# [What is being asked]
Search the material below for the string "зевы" and list each line that holds it.

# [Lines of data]

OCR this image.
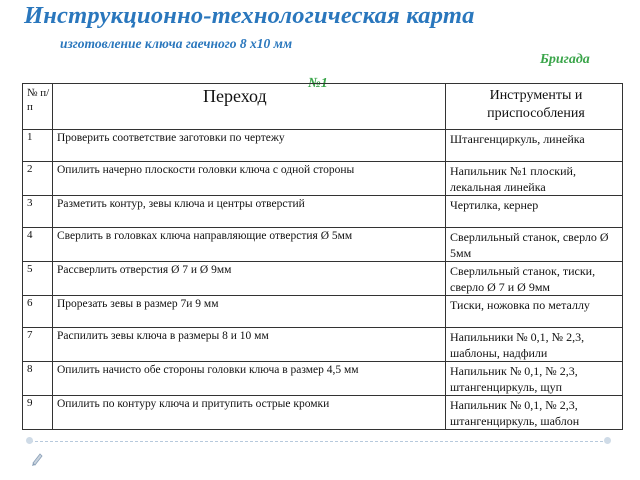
Инструкционно-технологическая карта
изготовление ключа гаечного 8 х10 мм
Бригада
№1
№ п/п	Переход	Инструменты и приспособления
1	Проверить соответствие заготовки по чертежу	Штангенциркуль, линейка
2	Опилить начерно плоскости головки ключа с одной стороны	Напильник №1 плоский, лекальная линейка
3	Разметить контур, зевы ключа и центры отверстий	Чертилка, кернер
4	Сверлить в головках ключа направляющие отверстия Ø 5мм	Сверлильный станок, сверло Ø 5мм
5	Рассверлить отверстия Ø 7 и Ø 9мм	Сверлильный станок, тиски, сверло Ø 7 и Ø 9мм
6	Прорезать зевы в размер 7и 9 мм	Тиски, ножовка по металлу
7	Распилить зевы ключа в размеры 8 и 10 мм	Напильники № 0,1, № 2,3, шаблоны, надфили
8	Опилить начисто обе стороны головки ключа в размер 4,5 мм	Напильник № 0,1, № 2,3, штангенциркуль, щуп
9	Опилить по контуру ключа и притупить острые кромки	Напильник № 0,1, № 2,3, штангенциркуль, шаблон
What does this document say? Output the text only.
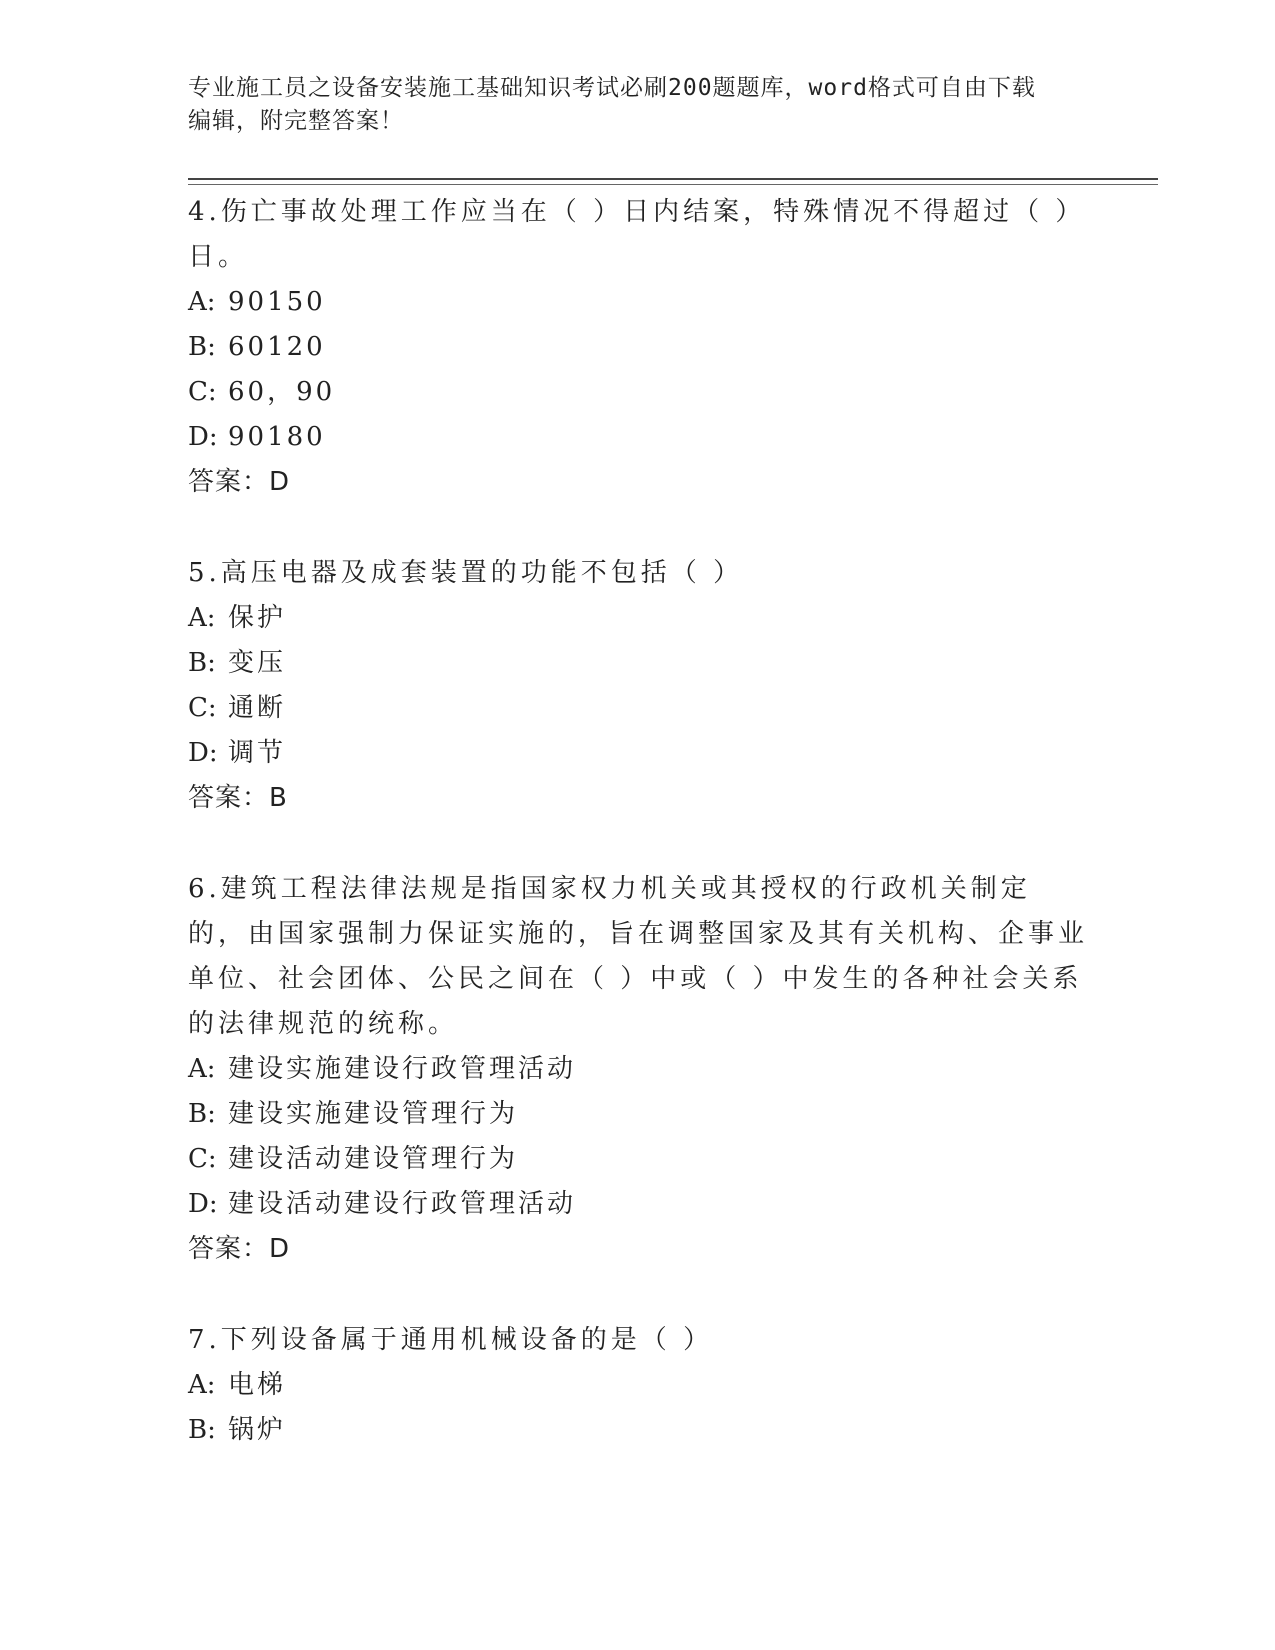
专业施工员之设备安装施工基础知识考试必刷200题题库，word格式可自由下载
编辑，附完整答案！
4.伤亡事故处理工作应当在（ ）日内结案，特殊情况不得超过（ ）日。
A: 90150
B: 60120
C: 60，90
D: 90180
答案：D
5.高压电器及成套装置的功能不包括（ ）
A: 保护
B: 变压
C: 通断
D: 调节
答案：B
6.建筑工程法律法规是指国家权力机关或其授权的行政机关制定的，由国家强制力保证实施的，旨在调整国家及其有关机构、企事业单位、社会团体、公民之间在（ ）中或（ ）中发生的各种社会关系的法律规范的统称。
A: 建设实施建设行政管理活动
B: 建设实施建设管理行为
C: 建设活动建设管理行为
D: 建设活动建设行政管理活动
答案：D
7.下列设备属于通用机械设备的是（ ）
A: 电梯
B: 锅炉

# [Task response]
3	Разметить контур, зевы ключа и центры отверстий	Чертилка, кернер
6	Прорезать зевы в размер 7и 9 мм	Тиски, ножовка по металлу
7	Распилить зевы ключа в размеры 8 и 10 мм	Напильники № 0,1, № 2,3, шаблоны, надфили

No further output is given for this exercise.